## Given request
Starting at the top of the items and ending with the line that contains "x-tick-label: Jan-22 — [241, 372, 263, 433]", rewrite those lines with each "y-tick-label" changed to "y-axis-tick" and everything else left as it is.
━━━━━ Data shown ━━━━━
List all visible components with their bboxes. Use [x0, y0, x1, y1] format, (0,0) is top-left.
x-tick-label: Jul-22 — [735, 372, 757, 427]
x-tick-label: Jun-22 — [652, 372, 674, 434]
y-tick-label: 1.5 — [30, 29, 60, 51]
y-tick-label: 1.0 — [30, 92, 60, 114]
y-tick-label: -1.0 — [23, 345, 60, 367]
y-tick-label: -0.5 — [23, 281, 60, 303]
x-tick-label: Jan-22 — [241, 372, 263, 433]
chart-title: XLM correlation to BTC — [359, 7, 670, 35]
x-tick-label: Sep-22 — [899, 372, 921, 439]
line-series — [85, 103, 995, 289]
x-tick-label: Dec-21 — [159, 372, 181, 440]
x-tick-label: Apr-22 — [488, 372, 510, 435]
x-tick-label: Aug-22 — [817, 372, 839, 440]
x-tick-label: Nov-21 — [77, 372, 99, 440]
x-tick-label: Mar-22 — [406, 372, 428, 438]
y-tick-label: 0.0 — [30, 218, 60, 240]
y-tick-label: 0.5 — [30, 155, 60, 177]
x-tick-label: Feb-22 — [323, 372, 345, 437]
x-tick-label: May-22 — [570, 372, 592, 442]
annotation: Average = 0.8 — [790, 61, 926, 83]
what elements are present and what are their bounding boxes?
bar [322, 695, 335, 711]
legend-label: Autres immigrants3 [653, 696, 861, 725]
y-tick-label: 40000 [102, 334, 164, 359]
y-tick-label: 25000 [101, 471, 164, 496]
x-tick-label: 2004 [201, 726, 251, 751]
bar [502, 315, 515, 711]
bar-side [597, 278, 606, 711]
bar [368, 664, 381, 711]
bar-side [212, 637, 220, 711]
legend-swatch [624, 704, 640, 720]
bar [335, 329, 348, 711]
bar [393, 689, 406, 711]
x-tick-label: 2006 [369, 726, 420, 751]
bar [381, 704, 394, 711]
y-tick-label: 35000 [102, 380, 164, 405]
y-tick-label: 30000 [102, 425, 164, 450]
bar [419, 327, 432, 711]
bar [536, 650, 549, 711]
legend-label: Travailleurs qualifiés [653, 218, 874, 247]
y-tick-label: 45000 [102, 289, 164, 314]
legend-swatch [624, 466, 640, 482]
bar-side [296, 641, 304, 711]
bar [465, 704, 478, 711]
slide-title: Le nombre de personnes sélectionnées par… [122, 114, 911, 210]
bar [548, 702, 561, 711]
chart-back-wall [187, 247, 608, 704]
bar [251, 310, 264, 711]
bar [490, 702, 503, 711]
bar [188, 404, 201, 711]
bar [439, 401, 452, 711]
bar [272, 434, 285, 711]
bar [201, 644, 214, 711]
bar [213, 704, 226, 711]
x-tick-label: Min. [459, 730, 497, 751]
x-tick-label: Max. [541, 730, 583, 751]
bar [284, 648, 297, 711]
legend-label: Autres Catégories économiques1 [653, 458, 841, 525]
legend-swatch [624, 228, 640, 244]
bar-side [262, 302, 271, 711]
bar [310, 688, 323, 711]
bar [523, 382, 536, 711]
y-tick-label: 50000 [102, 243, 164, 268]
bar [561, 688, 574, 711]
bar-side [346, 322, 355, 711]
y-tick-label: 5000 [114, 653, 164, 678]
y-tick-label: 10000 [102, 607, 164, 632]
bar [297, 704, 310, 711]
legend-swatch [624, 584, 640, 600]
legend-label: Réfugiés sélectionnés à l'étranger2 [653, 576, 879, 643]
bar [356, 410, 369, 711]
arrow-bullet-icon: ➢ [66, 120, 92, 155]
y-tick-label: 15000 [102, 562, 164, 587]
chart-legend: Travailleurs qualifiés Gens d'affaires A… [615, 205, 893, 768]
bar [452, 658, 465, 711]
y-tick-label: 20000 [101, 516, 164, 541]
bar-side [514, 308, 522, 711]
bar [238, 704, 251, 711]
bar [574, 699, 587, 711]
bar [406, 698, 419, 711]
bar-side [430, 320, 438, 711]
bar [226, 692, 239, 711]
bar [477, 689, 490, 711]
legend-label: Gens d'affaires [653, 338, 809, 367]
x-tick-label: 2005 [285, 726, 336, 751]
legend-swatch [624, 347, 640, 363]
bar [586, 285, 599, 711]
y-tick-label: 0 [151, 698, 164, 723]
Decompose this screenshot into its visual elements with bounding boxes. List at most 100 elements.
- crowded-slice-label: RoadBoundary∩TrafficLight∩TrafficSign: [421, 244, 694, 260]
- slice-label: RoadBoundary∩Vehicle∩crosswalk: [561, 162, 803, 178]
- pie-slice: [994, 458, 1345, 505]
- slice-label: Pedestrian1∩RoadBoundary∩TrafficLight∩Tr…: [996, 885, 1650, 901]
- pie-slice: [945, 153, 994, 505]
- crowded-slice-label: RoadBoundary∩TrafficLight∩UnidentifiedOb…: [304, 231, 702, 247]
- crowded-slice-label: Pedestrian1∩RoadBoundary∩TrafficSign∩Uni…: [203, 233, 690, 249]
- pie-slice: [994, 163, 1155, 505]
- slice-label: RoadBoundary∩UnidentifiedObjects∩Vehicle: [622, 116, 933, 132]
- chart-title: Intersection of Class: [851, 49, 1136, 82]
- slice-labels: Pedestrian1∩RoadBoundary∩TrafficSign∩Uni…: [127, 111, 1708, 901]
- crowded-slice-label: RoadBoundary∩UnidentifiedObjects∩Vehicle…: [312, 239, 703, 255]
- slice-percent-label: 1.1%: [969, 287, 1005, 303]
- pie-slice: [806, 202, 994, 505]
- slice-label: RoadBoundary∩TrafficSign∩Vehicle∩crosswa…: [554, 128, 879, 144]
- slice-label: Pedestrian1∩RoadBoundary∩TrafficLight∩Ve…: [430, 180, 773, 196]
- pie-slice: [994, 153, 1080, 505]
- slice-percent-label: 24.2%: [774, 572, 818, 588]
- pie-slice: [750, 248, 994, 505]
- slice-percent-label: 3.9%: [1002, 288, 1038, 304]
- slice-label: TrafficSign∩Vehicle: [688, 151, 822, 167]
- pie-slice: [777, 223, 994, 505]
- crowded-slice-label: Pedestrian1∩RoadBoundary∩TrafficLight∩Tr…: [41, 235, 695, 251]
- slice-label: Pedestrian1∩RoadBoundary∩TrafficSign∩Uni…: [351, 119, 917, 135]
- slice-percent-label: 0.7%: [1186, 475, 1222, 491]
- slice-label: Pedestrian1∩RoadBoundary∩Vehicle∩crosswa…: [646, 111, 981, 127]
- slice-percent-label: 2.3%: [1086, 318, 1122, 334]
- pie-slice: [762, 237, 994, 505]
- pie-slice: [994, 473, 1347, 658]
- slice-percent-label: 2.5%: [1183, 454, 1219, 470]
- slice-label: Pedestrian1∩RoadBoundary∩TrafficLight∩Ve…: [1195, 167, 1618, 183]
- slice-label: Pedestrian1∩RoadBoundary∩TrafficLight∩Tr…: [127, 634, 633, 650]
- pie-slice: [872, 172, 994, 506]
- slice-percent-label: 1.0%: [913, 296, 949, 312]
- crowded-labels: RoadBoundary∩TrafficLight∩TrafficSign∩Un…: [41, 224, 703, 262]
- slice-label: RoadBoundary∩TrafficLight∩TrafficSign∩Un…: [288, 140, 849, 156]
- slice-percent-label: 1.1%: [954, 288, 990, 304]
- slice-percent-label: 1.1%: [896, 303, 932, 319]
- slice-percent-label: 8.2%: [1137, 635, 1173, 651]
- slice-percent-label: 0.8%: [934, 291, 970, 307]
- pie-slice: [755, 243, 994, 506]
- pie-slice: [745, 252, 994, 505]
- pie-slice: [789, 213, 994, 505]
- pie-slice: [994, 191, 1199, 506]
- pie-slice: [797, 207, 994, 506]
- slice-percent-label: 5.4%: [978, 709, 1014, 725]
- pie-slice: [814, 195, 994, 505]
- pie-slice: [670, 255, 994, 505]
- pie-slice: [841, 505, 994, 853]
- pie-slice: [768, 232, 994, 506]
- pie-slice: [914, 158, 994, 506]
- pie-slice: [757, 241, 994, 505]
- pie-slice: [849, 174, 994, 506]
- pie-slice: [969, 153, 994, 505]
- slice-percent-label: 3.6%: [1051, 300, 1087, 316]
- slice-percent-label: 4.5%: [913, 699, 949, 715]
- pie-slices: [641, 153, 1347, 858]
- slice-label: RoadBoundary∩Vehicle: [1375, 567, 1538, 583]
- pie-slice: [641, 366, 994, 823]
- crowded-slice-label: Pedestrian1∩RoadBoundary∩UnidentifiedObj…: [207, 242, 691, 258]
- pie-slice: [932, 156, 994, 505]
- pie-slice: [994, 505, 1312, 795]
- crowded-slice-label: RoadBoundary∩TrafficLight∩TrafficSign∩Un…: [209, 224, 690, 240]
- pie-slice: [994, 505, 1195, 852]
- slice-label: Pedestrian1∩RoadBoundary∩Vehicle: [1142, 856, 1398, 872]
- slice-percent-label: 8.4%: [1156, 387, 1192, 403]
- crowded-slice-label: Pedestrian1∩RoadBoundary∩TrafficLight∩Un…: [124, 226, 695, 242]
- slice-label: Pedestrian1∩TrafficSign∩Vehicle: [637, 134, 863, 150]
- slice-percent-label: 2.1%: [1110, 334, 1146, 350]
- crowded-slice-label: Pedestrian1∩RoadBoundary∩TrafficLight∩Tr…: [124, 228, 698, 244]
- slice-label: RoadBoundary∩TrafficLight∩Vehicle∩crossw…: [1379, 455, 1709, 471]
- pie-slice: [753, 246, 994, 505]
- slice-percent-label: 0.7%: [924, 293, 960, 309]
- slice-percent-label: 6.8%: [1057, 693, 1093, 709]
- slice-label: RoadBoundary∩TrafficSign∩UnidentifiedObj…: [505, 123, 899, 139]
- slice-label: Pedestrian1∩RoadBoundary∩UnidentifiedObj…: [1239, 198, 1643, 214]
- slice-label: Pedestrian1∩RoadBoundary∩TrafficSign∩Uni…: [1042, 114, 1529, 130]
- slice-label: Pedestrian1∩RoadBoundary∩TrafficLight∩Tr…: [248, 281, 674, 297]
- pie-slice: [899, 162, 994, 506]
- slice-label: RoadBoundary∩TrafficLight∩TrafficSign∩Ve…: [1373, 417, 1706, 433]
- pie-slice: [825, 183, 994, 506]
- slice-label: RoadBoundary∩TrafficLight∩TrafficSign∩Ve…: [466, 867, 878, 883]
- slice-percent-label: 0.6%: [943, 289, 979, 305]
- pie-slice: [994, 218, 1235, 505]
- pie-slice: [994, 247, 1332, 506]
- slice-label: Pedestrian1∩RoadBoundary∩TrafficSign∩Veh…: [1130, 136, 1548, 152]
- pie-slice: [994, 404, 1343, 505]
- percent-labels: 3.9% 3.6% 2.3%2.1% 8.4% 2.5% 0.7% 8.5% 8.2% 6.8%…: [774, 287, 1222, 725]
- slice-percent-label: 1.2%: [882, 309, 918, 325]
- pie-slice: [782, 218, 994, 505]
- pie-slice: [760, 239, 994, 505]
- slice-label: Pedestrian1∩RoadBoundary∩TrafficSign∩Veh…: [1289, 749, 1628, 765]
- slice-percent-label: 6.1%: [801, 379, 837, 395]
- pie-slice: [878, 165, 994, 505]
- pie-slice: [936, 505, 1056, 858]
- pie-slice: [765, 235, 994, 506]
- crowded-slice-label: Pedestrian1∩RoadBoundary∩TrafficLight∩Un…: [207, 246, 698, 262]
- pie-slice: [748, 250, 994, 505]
━━━━━
## Result
List all visible components with their bboxes. Use [x0, y0, x1, y1] format, (0,0) is top-left.
x-tick-label: Jul-22 — [735, 372, 757, 427]
x-tick-label: Jun-22 — [652, 372, 674, 434]
y-axis-tick: 1.5 — [30, 29, 60, 51]
y-axis-tick: 1.0 — [30, 92, 60, 114]
y-axis-tick: -1.0 — [23, 345, 60, 367]
y-axis-tick: -0.5 — [23, 281, 60, 303]
x-tick-label: Jan-22 — [241, 372, 263, 433]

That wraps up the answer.